Copy each line below in which the word "categories" occurs.

——

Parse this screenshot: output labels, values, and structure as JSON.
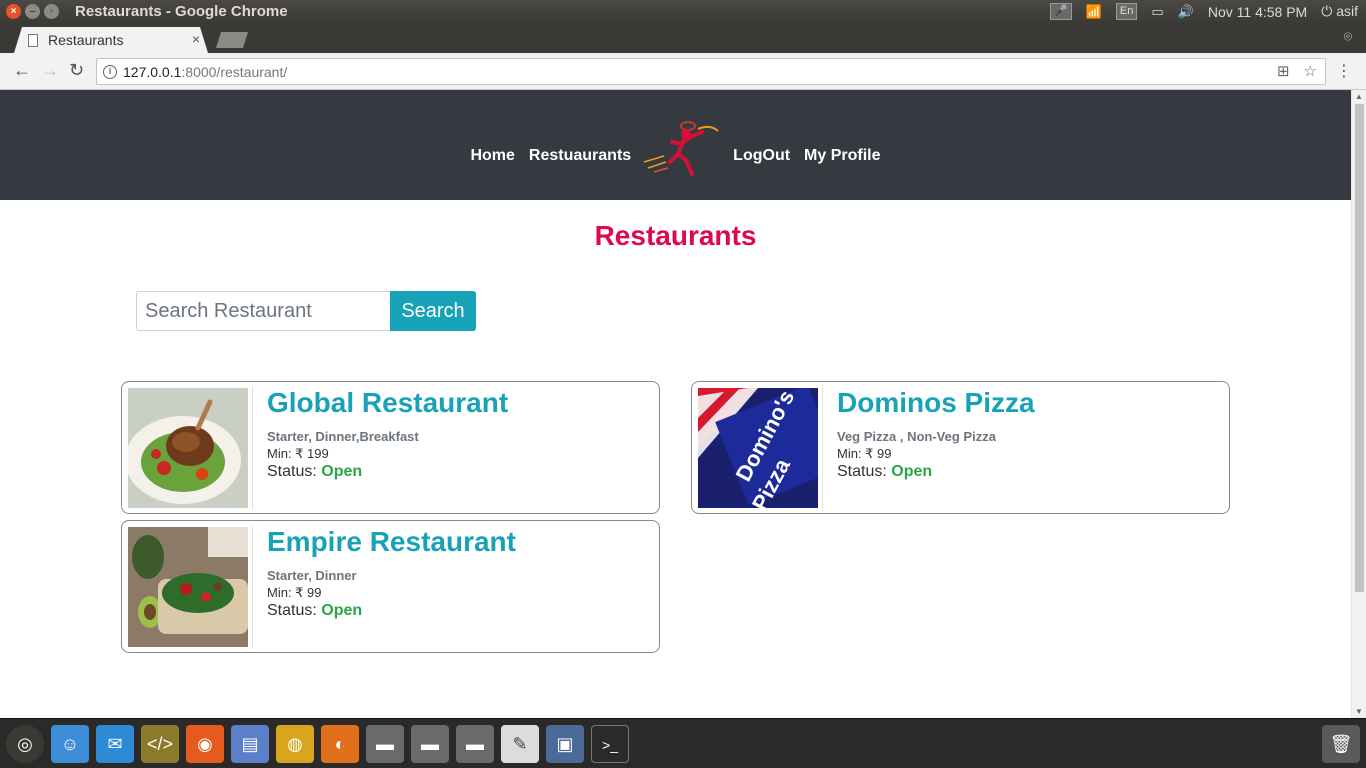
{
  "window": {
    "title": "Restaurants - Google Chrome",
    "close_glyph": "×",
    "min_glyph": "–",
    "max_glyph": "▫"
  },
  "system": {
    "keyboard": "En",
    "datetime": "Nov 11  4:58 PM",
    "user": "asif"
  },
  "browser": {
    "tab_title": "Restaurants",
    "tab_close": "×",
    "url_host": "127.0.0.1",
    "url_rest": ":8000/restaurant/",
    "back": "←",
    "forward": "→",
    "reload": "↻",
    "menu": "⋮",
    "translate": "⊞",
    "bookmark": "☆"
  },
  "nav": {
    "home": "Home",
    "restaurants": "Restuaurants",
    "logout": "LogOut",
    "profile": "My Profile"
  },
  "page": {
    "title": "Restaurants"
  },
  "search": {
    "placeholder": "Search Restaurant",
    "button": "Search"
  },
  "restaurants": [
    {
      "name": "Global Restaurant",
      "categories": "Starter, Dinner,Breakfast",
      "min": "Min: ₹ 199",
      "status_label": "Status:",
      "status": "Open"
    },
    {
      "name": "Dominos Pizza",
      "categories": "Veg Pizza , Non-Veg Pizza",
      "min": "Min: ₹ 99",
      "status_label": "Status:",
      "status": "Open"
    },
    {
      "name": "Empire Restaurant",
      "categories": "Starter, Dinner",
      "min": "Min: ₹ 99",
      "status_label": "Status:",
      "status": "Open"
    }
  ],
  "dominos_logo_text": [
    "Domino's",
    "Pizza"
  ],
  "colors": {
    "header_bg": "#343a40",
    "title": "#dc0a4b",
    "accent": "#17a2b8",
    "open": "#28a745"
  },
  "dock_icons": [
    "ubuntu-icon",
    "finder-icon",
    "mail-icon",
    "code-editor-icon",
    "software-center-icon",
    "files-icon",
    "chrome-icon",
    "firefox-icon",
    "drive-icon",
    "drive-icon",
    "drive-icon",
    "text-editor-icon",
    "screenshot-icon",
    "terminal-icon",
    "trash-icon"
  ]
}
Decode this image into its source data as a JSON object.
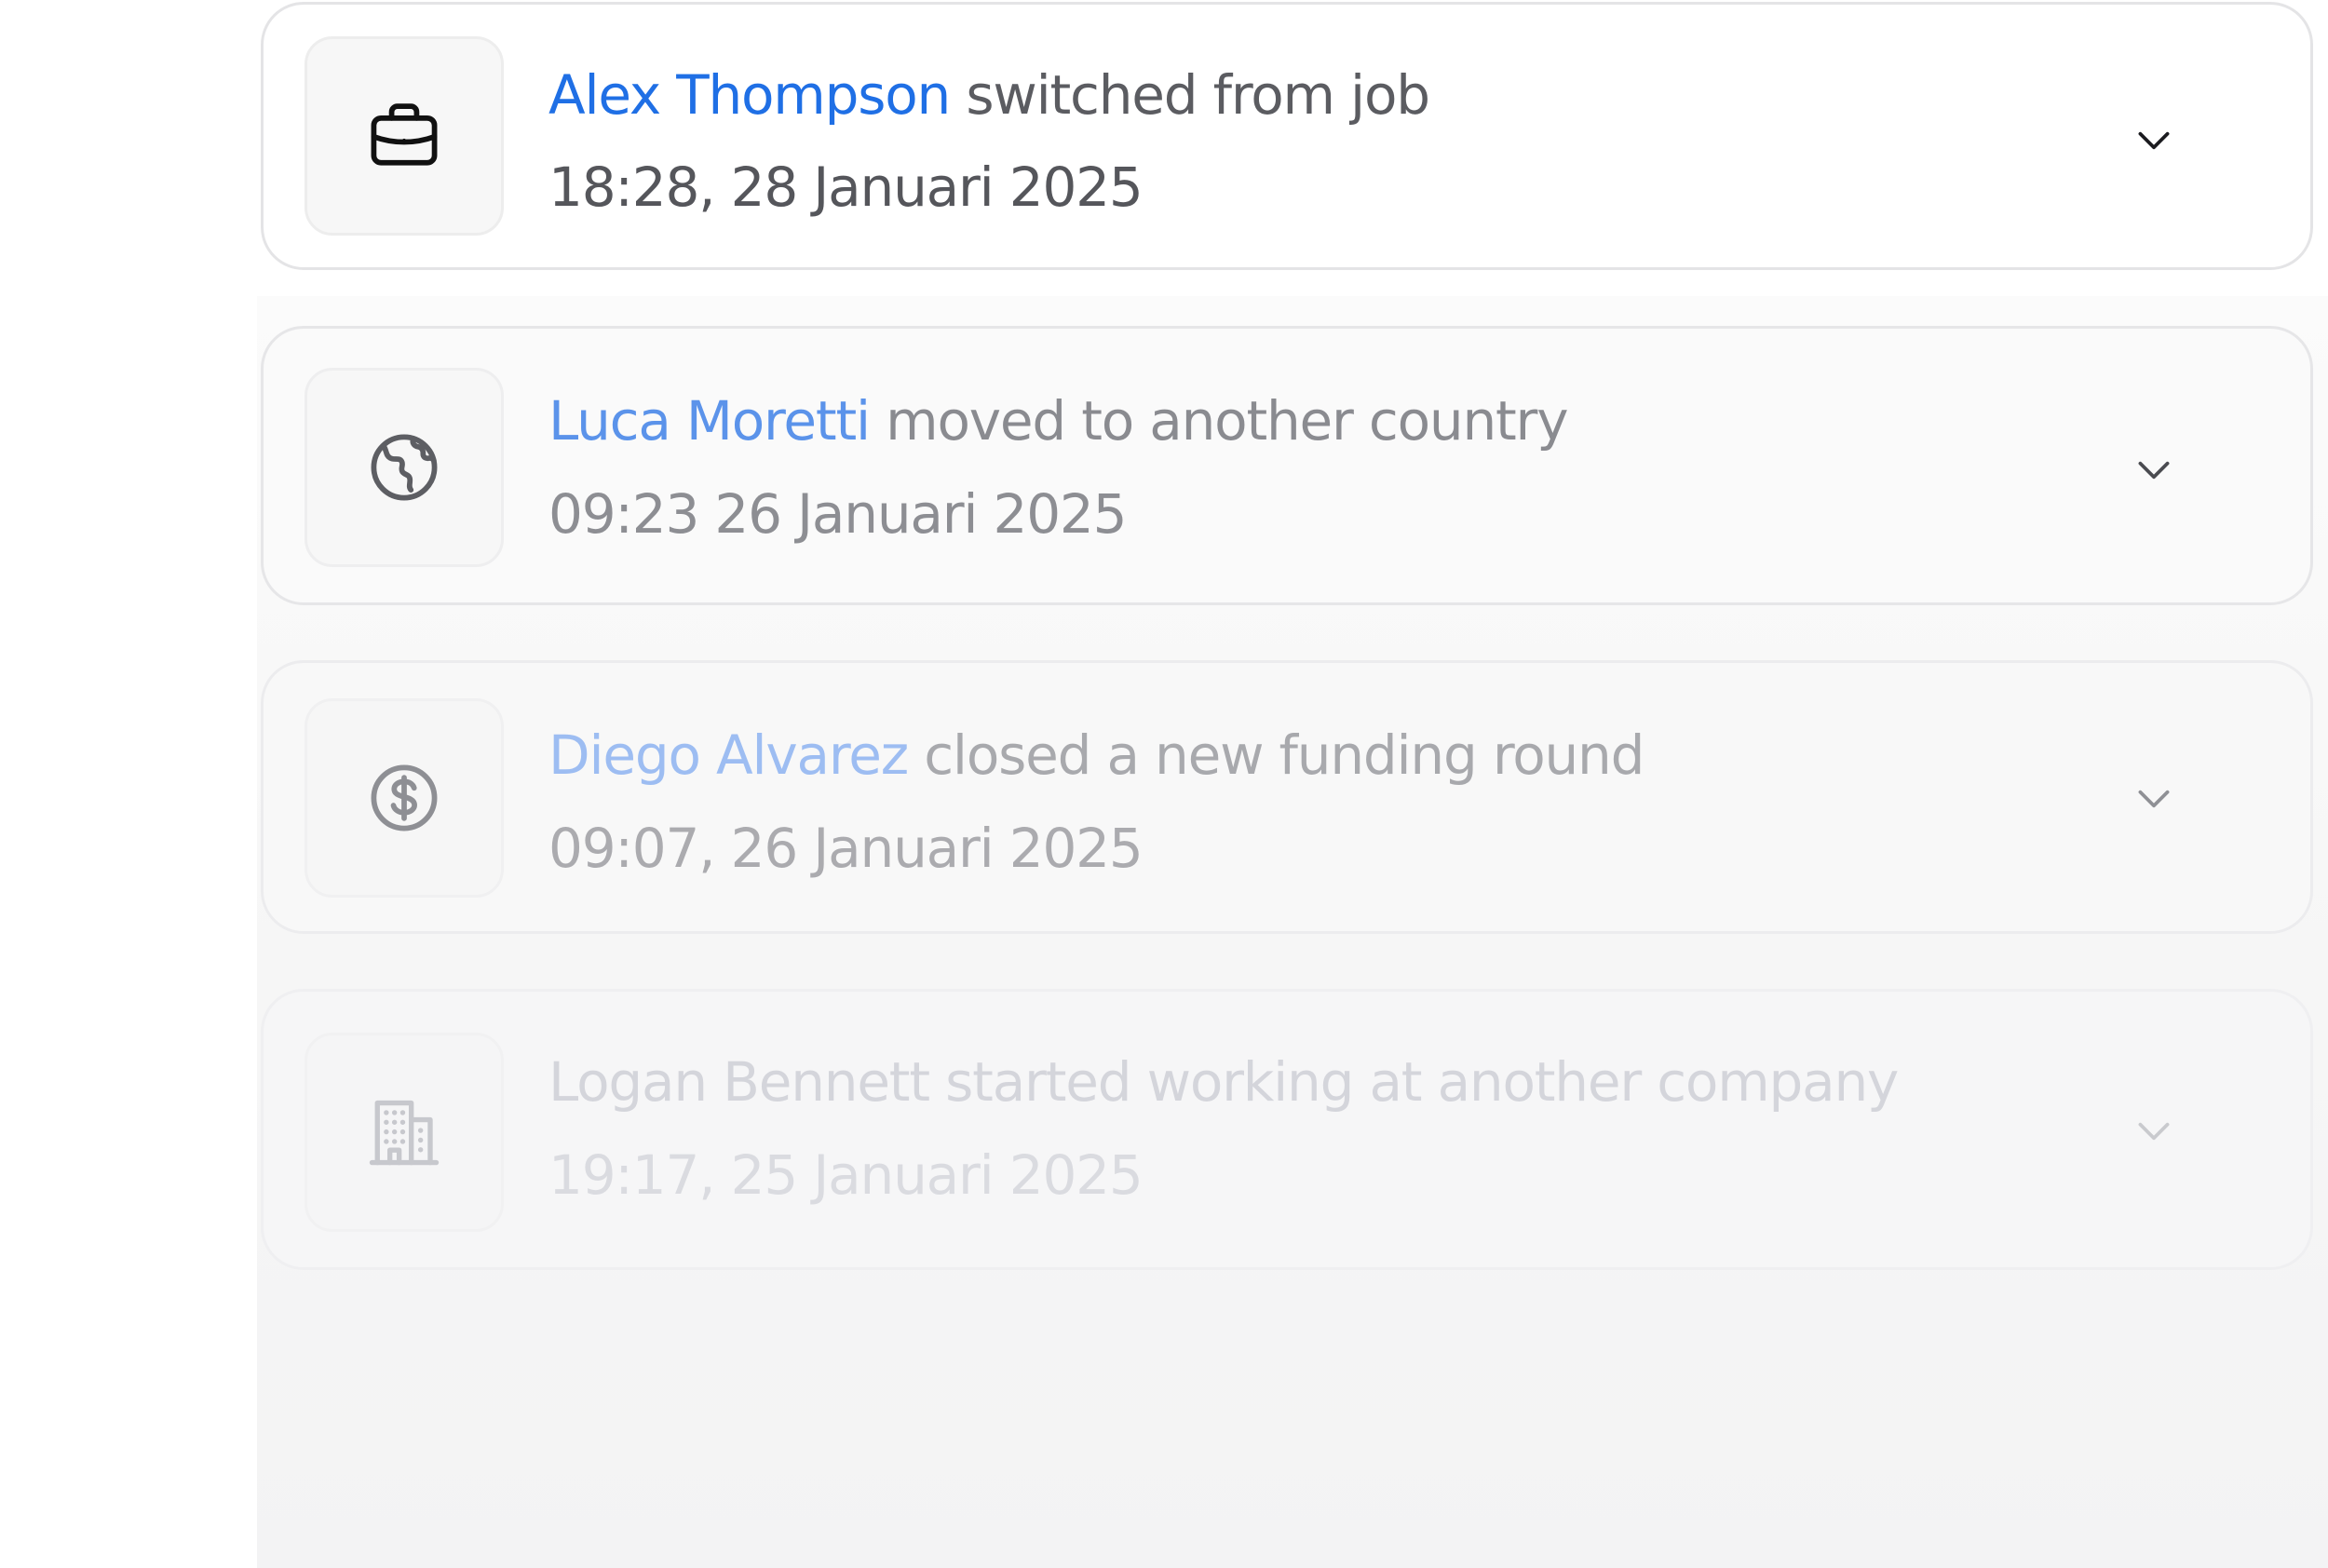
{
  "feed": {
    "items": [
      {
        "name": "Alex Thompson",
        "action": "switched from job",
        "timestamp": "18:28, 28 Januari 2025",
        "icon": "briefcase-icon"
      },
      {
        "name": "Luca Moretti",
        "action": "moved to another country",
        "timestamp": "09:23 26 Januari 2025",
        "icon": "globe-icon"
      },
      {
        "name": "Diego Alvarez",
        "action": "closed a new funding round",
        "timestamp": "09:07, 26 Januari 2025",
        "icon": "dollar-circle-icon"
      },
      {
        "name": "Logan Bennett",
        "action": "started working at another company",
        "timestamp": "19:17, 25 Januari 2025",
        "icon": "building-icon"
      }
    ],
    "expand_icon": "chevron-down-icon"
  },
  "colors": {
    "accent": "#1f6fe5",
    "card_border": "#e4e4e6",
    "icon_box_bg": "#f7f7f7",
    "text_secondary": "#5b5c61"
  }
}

——

§ COMPLETE ANSWER:
      "categories": "Starter, Dinner,Breakfast",
      "categories": "Veg Pizza , Non-Veg Pizza",
      "categories": "Starter, Dinner",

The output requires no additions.